:: REQUIREMENT ::
Can you reproduce the data beneath, keeping every line exact?

Begin DATA LINES

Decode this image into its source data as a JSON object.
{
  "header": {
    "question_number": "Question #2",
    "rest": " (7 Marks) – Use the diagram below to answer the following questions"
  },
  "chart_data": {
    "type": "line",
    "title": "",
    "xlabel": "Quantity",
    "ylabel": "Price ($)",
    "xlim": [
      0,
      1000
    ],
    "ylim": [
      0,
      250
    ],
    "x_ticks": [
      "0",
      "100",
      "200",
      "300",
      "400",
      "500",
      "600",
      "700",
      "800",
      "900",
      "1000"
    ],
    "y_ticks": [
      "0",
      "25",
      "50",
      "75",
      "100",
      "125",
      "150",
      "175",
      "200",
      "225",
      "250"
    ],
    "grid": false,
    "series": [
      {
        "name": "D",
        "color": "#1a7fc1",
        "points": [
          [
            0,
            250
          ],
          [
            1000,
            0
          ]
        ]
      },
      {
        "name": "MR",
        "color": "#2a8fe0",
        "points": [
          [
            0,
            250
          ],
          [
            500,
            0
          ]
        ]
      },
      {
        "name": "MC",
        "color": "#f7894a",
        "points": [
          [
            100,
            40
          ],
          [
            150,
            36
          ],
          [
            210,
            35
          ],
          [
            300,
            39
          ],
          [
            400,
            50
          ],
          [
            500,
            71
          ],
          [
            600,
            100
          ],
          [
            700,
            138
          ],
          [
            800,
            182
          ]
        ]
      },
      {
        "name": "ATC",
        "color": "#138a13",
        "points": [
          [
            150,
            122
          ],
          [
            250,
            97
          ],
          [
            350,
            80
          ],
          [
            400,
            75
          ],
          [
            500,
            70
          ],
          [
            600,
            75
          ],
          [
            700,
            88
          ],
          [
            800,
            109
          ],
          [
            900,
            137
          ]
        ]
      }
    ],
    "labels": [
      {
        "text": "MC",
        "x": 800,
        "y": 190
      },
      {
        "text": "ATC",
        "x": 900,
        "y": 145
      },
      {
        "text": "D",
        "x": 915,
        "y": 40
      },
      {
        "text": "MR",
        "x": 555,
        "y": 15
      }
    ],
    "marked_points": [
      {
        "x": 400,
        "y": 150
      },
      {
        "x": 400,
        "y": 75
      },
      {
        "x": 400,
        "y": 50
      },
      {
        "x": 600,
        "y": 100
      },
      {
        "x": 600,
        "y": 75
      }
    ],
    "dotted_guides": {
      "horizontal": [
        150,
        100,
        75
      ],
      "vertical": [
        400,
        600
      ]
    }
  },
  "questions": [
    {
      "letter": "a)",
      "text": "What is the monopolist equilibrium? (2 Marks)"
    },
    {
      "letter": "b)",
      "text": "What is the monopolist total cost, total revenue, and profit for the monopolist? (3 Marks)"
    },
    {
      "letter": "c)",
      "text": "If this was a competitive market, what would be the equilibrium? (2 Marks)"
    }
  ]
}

End DATA LINES

:: EXPECTED OUTPUT ::
Decode this image into its source data as a JSON object.
{
  "header": {
    "question_number": "Question #2",
    "rest": " (7 Marks) – Use the diagram below to answer the following questions"
  },
  "chart_data": {
    "type": "line",
    "title": "",
    "xlabel": "Quantity",
    "ylabel": "Price ($)",
    "xlim": [
      0,
      1000
    ],
    "ylim": [
      0,
      250
    ],
    "x_ticks": [
      "0",
      "100",
      "200",
      "300",
      "400",
      "500",
      "600",
      "700",
      "800",
      "900",
      "1000"
    ],
    "y_ticks": [
      "0",
      "25",
      "50",
      "75",
      "100",
      "125",
      "150",
      "175",
      "200",
      "225",
      "250"
    ],
    "grid": false,
    "series": [
      {
        "name": "D",
        "color": "#1a7fc1",
        "points": [
          [
            0,
            250
          ],
          [
            1000,
            0
          ]
        ]
      },
      {
        "name": "MR",
        "color": "#2a8fe0",
        "points": [
          [
            0,
            250
          ],
          [
            500,
            0
          ]
        ]
      },
      {
        "name": "MC",
        "color": "#f7894a",
        "points": [
          [
            100,
            40
          ],
          [
            150,
            36
          ],
          [
            210,
            35
          ],
          [
            300,
            39
          ],
          [
            400,
            50
          ],
          [
            500,
            71
          ],
          [
            600,
            100
          ],
          [
            700,
            138
          ],
          [
            800,
            182
          ]
        ]
      },
      {
        "name": "ATC",
        "color": "#138a13",
        "points": [
          [
            150,
            122
          ],
          [
            250,
            97
          ],
          [
            350,
            80
          ],
          [
            400,
            75
          ],
          [
            500,
            70
          ],
          [
            600,
            75
          ],
          [
            700,
            88
          ],
          [
            800,
            109
          ],
          [
            900,
            137
          ]
        ]
      }
    ],
    "labels": [
      {
        "text": "MC",
        "x": 800,
        "y": 190
      },
      {
        "text": "ATC",
        "x": 900,
        "y": 145
      },
      {
        "text": "D",
        "x": 915,
        "y": 40
      },
      {
        "text": "MR",
        "x": 555,
        "y": 15
      }
    ],
    "marked_points": [
      {
        "x": 400,
        "y": 150
      },
      {
        "x": 400,
        "y": 75
      },
      {
        "x": 400,
        "y": 50
      },
      {
        "x": 600,
        "y": 100
      },
      {
        "x": 600,
        "y": 75
      }
    ],
    "dotted_guides": {
      "horizontal": [
        150,
        100,
        75
      ],
      "vertical": [
        400,
        600
      ]
    }
  },
  "questions": [
    {
      "letter": "a)",
      "text": "What is the monopolist equilibrium? (2 Marks)"
    },
    {
      "letter": "b)",
      "text": "What is the monopolist total cost, total revenue, and profit for the monopolist? (3 Marks)"
    },
    {
      "letter": "c)",
      "text": "If this was a competitive market, what would be the equilibrium? (2 Marks)"
    }
  ]
}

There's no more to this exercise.